= Given information =
----------------------------------------

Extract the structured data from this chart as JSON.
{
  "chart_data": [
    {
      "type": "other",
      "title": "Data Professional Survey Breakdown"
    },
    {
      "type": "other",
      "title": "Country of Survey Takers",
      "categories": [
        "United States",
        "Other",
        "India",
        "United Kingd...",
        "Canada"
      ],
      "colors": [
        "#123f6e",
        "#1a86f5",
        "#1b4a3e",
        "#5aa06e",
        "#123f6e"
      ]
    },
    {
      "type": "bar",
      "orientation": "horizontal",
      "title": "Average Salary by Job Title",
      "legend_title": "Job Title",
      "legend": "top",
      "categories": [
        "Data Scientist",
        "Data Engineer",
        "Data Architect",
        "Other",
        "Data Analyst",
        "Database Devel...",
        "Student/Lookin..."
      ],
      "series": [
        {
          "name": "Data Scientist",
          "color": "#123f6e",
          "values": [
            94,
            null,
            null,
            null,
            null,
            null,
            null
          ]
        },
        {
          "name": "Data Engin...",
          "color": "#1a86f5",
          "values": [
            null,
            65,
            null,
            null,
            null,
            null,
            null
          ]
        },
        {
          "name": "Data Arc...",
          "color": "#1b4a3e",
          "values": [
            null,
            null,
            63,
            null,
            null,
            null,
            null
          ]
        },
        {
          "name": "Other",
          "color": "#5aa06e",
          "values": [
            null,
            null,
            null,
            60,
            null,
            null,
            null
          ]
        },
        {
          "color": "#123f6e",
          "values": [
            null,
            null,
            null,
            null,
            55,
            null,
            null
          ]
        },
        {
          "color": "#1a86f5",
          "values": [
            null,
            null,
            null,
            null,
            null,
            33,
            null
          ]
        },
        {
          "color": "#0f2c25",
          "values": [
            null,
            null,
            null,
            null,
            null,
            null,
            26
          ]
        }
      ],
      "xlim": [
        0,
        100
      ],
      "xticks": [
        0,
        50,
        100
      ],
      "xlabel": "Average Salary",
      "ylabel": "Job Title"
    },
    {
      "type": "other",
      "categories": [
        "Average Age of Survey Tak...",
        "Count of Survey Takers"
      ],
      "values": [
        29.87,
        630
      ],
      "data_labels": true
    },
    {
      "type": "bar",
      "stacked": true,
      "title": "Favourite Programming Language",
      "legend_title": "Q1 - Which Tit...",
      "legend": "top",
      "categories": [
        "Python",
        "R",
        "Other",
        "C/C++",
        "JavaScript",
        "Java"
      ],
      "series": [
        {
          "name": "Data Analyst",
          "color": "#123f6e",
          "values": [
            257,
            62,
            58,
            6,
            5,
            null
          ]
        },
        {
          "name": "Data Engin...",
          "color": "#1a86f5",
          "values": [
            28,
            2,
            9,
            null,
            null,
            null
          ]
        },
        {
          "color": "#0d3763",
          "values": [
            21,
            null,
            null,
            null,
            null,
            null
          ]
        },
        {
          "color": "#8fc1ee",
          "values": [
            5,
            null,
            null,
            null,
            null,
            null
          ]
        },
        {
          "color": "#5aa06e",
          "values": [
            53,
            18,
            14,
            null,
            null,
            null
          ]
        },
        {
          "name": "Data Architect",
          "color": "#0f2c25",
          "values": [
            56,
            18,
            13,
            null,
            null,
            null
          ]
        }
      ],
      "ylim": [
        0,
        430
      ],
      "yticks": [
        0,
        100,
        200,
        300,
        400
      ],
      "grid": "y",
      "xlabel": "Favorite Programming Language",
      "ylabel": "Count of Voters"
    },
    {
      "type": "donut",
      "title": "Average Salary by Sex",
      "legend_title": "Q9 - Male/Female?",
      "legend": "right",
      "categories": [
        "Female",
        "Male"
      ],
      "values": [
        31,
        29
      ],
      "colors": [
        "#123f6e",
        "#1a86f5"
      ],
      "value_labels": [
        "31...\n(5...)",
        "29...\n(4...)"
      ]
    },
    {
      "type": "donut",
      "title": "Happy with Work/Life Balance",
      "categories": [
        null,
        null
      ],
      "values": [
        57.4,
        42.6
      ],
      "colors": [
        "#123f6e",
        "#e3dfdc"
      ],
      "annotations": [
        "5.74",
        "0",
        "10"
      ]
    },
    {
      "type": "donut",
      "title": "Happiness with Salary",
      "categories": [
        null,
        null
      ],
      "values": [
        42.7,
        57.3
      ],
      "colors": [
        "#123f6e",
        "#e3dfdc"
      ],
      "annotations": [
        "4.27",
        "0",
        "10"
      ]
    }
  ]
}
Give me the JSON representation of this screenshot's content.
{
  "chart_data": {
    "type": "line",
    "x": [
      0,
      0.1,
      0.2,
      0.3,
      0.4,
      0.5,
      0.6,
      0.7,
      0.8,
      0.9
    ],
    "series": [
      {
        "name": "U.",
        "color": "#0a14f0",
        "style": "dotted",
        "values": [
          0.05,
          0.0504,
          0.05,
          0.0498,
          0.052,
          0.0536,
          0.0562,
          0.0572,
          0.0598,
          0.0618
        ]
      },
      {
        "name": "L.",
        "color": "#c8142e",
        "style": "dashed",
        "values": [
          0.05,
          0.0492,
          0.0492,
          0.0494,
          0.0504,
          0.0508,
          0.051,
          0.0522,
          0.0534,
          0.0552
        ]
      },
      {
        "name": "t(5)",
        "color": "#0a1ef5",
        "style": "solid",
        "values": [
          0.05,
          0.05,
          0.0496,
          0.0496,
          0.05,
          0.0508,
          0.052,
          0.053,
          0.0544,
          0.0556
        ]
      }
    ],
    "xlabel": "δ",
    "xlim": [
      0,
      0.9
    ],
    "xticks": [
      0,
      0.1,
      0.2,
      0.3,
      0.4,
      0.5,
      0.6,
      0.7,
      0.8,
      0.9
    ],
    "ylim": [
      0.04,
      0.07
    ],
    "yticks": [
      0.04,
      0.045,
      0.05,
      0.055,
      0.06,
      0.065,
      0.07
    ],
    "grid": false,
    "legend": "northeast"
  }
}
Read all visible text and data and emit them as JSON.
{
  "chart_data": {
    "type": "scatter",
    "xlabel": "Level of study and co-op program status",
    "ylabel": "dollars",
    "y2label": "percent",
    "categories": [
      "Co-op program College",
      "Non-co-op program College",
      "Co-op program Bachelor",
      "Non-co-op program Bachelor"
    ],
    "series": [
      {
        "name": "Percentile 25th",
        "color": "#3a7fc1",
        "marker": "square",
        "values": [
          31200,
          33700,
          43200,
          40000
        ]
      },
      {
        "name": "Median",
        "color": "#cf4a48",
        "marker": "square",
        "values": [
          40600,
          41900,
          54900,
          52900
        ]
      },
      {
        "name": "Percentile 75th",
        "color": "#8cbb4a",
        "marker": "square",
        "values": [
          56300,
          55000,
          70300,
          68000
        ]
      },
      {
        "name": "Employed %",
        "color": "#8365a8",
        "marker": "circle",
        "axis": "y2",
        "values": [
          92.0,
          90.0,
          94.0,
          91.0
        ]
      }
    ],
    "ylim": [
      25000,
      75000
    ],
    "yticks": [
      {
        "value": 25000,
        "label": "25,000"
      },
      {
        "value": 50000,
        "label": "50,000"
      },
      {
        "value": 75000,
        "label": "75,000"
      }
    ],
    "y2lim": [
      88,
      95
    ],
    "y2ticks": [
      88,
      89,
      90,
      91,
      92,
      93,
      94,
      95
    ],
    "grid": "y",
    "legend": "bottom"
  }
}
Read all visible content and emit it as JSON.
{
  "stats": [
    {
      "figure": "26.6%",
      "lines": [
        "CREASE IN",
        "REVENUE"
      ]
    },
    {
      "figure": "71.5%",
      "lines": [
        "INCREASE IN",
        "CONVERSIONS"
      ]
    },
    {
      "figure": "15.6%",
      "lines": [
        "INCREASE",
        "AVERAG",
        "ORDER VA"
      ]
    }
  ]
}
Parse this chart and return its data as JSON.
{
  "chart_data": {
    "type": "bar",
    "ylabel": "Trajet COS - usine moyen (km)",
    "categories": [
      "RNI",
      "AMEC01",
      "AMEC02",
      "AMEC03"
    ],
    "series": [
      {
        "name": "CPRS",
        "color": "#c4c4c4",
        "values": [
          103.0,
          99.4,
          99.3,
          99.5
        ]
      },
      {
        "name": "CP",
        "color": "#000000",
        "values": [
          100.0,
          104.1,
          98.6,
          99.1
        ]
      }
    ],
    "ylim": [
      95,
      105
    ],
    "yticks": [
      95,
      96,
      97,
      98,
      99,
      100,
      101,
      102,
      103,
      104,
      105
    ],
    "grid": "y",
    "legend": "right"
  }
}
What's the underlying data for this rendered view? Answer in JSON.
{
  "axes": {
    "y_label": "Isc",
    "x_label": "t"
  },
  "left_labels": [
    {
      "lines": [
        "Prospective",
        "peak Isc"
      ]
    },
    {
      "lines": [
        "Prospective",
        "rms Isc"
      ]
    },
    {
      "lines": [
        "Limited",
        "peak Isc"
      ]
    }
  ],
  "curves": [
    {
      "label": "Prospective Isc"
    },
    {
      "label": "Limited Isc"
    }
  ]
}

----------------------------------------

= Work to complete =
Collect the lines of the data that carry the word "Survey".

= Exercise solution =
      "title": "Data Professional Survey Breakdown"
      "title": "Country of Survey Takers",
        "Average Age of Survey Tak...",
        "Count of Survey Takers"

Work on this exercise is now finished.